→ EXERCISE DATA:
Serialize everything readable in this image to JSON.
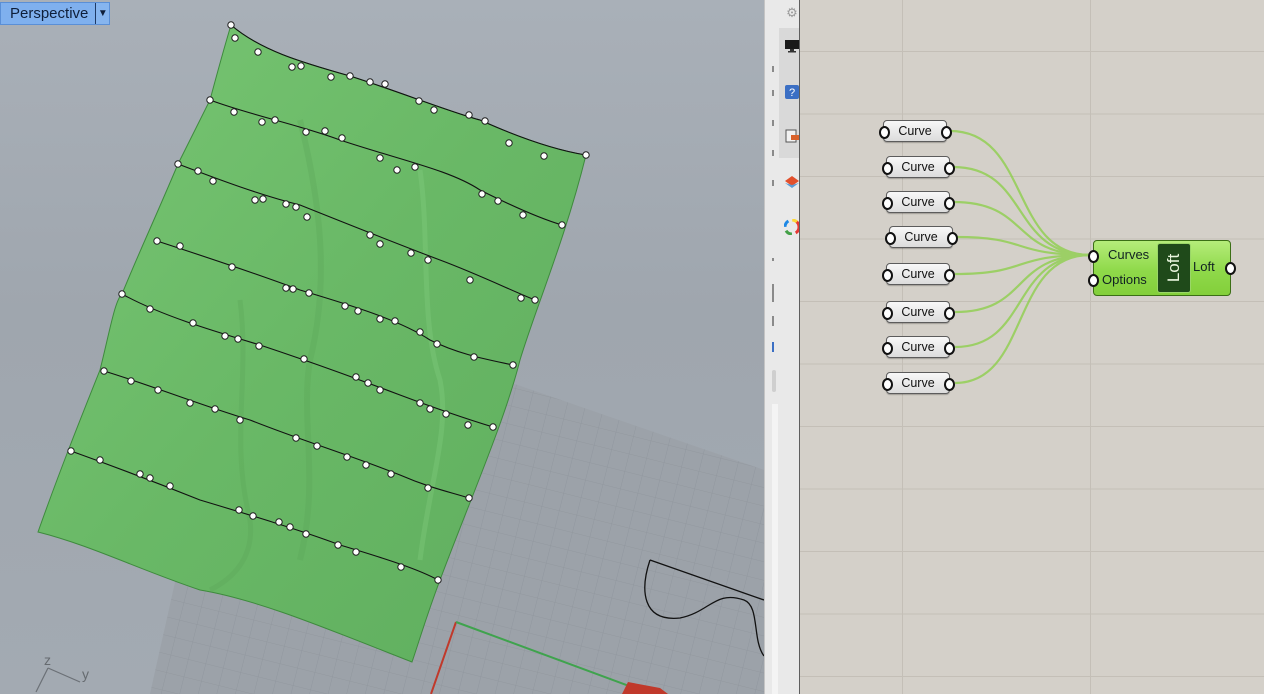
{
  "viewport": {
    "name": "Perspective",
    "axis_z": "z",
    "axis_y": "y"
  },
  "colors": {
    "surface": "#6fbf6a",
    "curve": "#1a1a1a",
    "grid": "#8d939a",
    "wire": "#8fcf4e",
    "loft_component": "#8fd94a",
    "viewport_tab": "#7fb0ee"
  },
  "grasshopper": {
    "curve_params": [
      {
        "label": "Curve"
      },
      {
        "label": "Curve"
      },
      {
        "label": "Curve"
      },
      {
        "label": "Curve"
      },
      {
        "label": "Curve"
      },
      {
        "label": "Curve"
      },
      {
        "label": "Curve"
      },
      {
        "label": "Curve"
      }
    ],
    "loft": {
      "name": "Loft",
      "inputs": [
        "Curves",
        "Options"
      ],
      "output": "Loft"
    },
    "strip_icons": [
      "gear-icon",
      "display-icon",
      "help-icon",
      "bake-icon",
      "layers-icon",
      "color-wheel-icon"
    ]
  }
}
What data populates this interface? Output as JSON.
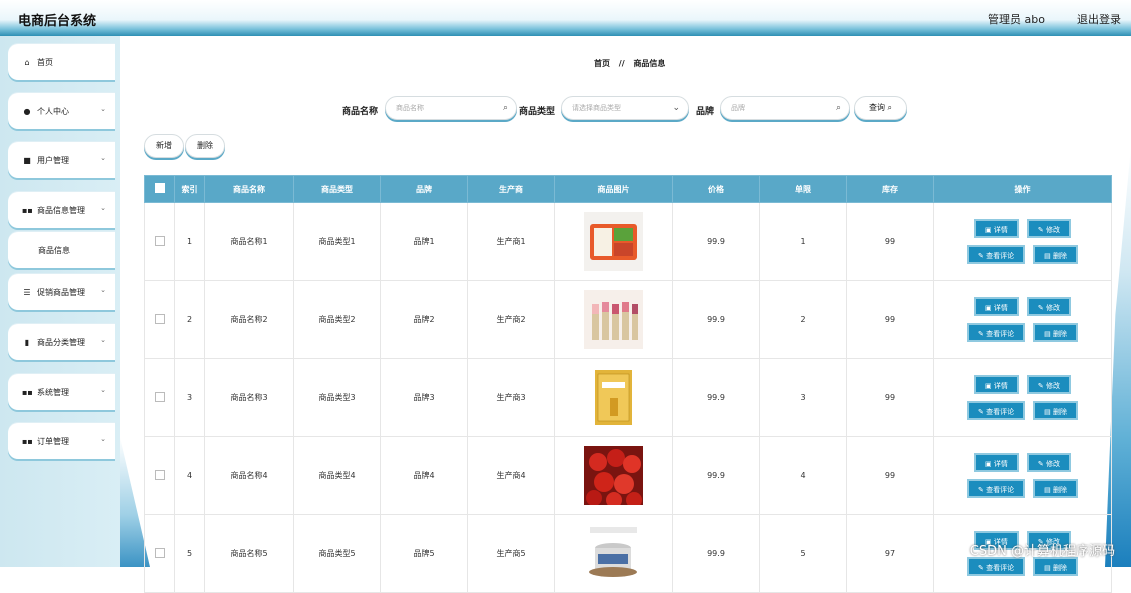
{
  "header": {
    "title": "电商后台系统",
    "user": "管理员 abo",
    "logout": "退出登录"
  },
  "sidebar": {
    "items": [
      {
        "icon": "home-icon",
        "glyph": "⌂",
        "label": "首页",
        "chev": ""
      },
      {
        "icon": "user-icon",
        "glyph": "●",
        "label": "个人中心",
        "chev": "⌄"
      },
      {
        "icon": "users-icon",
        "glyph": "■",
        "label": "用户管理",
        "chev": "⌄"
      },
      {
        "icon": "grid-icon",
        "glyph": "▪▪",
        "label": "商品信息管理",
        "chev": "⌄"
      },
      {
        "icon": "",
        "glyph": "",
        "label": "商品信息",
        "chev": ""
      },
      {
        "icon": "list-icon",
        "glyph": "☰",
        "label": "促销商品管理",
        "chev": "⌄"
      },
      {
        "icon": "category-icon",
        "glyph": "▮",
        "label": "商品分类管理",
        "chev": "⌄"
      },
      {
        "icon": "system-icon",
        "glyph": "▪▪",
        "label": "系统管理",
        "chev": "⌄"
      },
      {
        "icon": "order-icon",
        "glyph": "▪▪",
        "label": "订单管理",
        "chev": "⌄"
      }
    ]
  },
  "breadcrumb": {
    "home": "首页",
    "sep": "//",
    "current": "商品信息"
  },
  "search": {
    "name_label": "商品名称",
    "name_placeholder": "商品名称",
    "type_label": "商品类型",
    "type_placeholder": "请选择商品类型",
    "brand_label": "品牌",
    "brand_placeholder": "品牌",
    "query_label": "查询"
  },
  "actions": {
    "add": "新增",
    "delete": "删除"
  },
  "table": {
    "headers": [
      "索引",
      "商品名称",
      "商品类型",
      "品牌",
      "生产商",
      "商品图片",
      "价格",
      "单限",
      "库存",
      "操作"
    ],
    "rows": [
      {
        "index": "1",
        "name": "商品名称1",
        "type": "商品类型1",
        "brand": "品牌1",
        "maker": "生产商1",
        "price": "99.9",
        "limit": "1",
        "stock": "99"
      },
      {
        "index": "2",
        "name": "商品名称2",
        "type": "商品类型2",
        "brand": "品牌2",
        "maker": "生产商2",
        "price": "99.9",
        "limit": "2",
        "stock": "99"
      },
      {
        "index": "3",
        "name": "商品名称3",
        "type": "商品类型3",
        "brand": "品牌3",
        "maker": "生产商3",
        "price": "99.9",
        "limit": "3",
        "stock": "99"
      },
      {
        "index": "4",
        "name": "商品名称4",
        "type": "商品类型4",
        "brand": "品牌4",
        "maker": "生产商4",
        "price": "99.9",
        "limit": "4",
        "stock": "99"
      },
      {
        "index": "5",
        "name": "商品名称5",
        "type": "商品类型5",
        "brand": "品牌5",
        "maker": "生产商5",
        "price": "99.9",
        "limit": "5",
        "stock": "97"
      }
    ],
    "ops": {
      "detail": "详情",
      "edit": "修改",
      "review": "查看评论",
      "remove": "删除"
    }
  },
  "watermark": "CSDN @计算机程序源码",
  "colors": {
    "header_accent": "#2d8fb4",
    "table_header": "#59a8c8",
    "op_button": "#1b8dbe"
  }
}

---

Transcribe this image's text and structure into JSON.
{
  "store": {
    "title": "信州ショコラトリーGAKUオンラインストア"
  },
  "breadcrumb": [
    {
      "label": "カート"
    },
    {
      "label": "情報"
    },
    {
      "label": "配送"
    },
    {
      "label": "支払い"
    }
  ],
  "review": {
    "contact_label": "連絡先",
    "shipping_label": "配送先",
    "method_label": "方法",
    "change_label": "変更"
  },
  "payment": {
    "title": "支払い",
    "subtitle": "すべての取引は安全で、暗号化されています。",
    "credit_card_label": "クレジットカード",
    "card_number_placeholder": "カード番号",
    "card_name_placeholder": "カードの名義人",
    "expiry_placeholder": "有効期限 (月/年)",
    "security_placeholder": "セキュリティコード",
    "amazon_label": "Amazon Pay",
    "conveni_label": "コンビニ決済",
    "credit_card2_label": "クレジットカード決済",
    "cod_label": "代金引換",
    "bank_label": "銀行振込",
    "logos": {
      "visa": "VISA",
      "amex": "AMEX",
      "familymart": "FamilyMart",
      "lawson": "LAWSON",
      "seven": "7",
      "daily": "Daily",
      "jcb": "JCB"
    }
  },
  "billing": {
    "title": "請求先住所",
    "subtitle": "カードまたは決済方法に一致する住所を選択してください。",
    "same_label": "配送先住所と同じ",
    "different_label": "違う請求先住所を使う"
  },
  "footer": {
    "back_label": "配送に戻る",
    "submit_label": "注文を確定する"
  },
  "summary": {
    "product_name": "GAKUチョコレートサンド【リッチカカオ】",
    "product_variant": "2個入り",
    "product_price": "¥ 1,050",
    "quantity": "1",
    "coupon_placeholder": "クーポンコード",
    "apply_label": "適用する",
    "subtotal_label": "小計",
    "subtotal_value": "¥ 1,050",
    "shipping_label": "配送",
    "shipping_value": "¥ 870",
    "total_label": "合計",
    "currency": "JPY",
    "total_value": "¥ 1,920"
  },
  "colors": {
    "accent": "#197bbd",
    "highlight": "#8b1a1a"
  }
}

→ STATED GOAL: Check each line of the records above for "maker", and copy those that have it.

→ EXPECTED ANSWER:
        "maker": "生产商1",
        "maker": "生产商2",
        "maker": "生产商3",
        "maker": "生产商4",
        "maker": "生产商5",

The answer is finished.